• _EXERCISE DIRECTIONS_
Reproduce the entries exactly.

### EXTRACTED DATA ###

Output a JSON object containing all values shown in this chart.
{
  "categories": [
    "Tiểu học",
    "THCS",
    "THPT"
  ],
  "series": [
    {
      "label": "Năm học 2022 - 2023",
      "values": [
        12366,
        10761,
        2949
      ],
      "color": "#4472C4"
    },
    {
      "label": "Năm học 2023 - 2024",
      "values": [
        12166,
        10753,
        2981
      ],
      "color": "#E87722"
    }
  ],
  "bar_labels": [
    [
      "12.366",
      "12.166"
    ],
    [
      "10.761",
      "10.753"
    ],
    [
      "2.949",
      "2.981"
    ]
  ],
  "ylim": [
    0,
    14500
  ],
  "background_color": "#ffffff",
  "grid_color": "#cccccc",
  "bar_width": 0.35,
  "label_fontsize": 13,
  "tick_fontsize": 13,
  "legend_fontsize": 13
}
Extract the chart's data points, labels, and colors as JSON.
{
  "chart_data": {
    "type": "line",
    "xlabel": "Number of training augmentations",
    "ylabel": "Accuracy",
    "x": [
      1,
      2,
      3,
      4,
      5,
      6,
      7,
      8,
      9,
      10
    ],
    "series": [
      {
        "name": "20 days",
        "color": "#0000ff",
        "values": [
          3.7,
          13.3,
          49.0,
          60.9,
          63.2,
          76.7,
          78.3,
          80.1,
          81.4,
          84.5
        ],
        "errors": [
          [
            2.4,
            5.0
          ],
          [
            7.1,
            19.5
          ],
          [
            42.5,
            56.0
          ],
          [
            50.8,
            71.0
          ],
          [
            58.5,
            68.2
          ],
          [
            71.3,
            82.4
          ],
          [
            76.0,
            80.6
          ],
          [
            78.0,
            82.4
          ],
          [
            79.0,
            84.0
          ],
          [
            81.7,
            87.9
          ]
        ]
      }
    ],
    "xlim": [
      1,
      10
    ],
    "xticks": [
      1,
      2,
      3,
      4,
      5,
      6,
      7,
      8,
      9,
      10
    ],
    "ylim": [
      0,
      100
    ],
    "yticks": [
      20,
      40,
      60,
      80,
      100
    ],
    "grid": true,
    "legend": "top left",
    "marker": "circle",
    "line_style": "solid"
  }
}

###

• _FINISHED EXERCISE_
Output a JSON object containing all values shown in this chart.
{
  "categories": [
    "Tiểu học",
    "THCS",
    "THPT"
  ],
  "series": [
    {
      "label": "Năm học 2022 - 2023",
      "values": [
        12366,
        10761,
        2949
      ],
      "color": "#4472C4"
    },
    {
      "label": "Năm học 2023 - 2024",
      "values": [
        12166,
        10753,
        2981
      ],
      "color": "#E87722"
    }
  ],
  "bar_labels": [
    [
      "12.366",
      "12.166"
    ],
    [
      "10.761",
      "10.753"
    ],
    [
      "2.949",
      "2.981"
    ]
  ],
  "ylim": [
    0,
    14500
  ],
  "background_color": "#ffffff",
  "grid_color": "#cccccc",
  "bar_width": 0.35,
  "label_fontsize": 13,
  "tick_fontsize": 13,
  "legend_fontsize": 13
}
Extract the chart's data points, labels, and colors as JSON.
{
  "chart_data": {
    "type": "line",
    "xlabel": "Number of training augmentations",
    "ylabel": "Accuracy",
    "x": [
      1,
      2,
      3,
      4,
      5,
      6,
      7,
      8,
      9,
      10
    ],
    "series": [
      {
        "name": "20 days",
        "color": "#0000ff",
        "values": [
          3.7,
          13.3,
          49.0,
          60.9,
          63.2,
          76.7,
          78.3,
          80.1,
          81.4,
          84.5
        ],
        "errors": [
          [
            2.4,
            5.0
          ],
          [
            7.1,
            19.5
          ],
          [
            42.5,
            56.0
          ],
          [
            50.8,
            71.0
          ],
          [
            58.5,
            68.2
          ],
          [
            71.3,
            82.4
          ],
          [
            76.0,
            80.6
          ],
          [
            78.0,
            82.4
          ],
          [
            79.0,
            84.0
          ],
          [
            81.7,
            87.9
          ]
        ]
      }
    ],
    "xlim": [
      1,
      10
    ],
    "xticks": [
      1,
      2,
      3,
      4,
      5,
      6,
      7,
      8,
      9,
      10
    ],
    "ylim": [
      0,
      100
    ],
    "yticks": [
      20,
      40,
      60,
      80,
      100
    ],
    "grid": true,
    "legend": "top left",
    "marker": "circle",
    "line_style": "solid"
  }
}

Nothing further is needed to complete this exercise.